What is required:
Select and reproduce each line of the listing below that bears the string "Доля".
-- BEGIN --
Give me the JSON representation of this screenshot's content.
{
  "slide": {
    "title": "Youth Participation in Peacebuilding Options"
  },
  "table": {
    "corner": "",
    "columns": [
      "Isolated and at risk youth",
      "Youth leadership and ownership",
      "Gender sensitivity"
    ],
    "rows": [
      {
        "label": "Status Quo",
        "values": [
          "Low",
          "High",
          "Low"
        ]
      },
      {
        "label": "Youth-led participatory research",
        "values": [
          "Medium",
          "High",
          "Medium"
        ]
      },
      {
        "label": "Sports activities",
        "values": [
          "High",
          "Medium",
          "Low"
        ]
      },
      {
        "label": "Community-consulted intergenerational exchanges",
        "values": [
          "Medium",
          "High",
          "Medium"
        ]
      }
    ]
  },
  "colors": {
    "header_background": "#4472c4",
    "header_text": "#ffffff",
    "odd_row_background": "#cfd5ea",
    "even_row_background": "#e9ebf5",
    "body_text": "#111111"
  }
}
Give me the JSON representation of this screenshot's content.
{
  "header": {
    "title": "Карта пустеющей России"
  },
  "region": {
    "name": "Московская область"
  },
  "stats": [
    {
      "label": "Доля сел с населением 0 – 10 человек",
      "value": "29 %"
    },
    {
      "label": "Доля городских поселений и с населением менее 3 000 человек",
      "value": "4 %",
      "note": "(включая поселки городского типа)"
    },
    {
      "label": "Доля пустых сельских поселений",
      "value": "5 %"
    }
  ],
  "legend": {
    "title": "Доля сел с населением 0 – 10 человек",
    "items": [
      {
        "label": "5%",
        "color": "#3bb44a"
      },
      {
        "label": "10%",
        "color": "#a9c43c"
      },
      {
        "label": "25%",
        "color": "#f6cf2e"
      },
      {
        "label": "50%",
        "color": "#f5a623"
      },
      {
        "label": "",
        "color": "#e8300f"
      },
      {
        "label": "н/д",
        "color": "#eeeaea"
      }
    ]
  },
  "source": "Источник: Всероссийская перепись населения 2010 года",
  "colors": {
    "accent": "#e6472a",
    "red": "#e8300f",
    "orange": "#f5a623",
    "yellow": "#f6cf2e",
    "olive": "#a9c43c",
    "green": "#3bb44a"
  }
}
-- END --
Exercise response:
      "label": "Доля сел с населением 0 – 10 человек",
      "label": "Доля городских поселений и с населением менее 3 000 человек",
      "label": "Доля пустых сельских поселений",
    "title": "Доля сел с населением 0 – 10 человек",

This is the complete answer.